>>

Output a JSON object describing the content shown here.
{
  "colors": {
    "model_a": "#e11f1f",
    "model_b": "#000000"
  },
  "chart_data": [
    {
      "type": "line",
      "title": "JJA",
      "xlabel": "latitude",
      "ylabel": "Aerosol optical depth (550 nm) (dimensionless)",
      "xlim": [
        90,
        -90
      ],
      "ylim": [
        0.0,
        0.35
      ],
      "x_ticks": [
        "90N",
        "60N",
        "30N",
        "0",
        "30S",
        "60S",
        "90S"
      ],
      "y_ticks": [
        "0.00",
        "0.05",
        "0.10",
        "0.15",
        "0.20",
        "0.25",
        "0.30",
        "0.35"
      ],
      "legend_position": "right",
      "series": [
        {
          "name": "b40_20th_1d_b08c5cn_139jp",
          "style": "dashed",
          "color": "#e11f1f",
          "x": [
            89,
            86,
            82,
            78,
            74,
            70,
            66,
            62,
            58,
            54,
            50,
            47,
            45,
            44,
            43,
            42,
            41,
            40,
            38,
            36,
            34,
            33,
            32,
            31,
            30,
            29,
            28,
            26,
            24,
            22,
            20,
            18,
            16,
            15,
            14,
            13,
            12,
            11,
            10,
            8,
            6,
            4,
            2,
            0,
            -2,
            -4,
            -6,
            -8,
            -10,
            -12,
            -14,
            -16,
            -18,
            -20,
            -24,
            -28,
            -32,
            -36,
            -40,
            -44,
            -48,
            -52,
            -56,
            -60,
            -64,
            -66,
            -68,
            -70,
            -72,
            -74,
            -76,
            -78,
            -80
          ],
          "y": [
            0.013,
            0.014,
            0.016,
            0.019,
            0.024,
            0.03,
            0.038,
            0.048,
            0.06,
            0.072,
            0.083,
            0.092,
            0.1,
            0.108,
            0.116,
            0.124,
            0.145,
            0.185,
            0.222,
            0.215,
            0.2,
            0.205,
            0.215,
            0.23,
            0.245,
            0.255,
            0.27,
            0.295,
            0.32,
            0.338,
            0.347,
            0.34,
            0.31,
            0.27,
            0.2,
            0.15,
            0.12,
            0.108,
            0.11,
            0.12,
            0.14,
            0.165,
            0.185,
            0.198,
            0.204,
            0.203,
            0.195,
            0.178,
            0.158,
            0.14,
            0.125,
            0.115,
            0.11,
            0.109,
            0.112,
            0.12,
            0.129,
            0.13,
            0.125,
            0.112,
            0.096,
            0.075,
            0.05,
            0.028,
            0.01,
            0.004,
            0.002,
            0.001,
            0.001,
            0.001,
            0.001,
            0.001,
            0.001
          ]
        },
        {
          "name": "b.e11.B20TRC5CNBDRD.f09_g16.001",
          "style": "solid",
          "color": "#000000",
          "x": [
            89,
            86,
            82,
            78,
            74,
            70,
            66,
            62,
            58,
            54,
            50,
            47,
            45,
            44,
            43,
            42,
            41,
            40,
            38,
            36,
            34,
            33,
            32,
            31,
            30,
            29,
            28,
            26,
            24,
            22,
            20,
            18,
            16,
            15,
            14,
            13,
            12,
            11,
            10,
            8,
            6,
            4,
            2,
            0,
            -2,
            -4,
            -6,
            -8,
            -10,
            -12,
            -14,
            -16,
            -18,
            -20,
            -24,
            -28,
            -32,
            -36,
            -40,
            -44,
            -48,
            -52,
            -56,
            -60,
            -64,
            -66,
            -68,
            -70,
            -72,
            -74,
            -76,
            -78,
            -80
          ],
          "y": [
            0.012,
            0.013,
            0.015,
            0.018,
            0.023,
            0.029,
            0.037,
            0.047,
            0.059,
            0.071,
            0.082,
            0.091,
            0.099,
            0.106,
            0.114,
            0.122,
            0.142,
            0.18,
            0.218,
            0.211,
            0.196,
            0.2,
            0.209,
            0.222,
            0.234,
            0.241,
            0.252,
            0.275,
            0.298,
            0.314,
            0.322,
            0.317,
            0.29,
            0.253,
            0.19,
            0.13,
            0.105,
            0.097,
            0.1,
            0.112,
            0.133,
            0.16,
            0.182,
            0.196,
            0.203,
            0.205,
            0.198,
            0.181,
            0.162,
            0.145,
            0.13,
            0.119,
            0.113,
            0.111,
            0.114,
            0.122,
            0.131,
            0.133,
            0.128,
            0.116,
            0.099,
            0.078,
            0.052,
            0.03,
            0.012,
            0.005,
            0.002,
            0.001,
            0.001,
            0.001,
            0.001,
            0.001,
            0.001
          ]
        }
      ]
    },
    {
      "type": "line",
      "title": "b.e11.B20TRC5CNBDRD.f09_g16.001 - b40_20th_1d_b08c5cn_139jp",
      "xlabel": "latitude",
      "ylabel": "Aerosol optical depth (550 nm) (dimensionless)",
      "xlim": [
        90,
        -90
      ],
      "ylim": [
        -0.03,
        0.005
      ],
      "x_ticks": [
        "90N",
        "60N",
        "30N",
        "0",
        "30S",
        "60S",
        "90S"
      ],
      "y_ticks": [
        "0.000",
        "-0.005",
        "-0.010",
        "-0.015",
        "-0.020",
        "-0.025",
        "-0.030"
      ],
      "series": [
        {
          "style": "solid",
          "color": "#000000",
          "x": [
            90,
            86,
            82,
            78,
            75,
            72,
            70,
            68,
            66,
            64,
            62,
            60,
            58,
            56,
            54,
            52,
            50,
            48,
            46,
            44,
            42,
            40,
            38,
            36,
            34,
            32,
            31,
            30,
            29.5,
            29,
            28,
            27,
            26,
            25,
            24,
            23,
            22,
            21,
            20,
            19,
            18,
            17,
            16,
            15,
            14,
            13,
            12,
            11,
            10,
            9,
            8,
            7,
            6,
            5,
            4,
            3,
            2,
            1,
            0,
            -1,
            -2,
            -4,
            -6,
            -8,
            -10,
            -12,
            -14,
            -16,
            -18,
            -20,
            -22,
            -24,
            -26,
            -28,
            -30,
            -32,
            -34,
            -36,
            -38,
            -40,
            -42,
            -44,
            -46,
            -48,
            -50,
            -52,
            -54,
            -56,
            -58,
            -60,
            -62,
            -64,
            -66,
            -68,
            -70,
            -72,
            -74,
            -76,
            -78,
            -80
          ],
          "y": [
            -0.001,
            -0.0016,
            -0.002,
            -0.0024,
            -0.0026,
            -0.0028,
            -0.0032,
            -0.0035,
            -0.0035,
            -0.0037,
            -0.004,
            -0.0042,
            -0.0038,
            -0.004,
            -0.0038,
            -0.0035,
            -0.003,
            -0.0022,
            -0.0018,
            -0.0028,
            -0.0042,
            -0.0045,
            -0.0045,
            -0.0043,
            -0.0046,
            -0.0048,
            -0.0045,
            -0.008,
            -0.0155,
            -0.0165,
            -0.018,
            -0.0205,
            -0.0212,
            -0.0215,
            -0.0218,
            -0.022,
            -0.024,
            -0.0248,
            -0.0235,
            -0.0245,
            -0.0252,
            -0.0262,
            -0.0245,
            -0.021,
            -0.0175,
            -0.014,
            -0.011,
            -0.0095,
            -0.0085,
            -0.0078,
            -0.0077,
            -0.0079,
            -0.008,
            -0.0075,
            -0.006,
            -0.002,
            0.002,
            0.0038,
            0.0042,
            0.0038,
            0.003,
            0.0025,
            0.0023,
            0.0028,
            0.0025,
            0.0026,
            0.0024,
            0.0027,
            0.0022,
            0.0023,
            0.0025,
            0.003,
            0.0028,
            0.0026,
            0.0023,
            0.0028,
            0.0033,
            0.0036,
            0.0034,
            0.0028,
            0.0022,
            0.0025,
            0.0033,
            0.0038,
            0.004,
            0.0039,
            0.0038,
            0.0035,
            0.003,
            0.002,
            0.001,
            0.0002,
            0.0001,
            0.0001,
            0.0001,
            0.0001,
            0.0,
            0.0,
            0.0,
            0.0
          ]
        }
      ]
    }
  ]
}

<<

Exercise prompt
Pick out the lines that include the word "name" and write them out.

Task answer
          "name": "b40_20th_1d_b08c5cn_139jp",
          "name": "b.e11.B20TRC5CNBDRD.f09_g16.001",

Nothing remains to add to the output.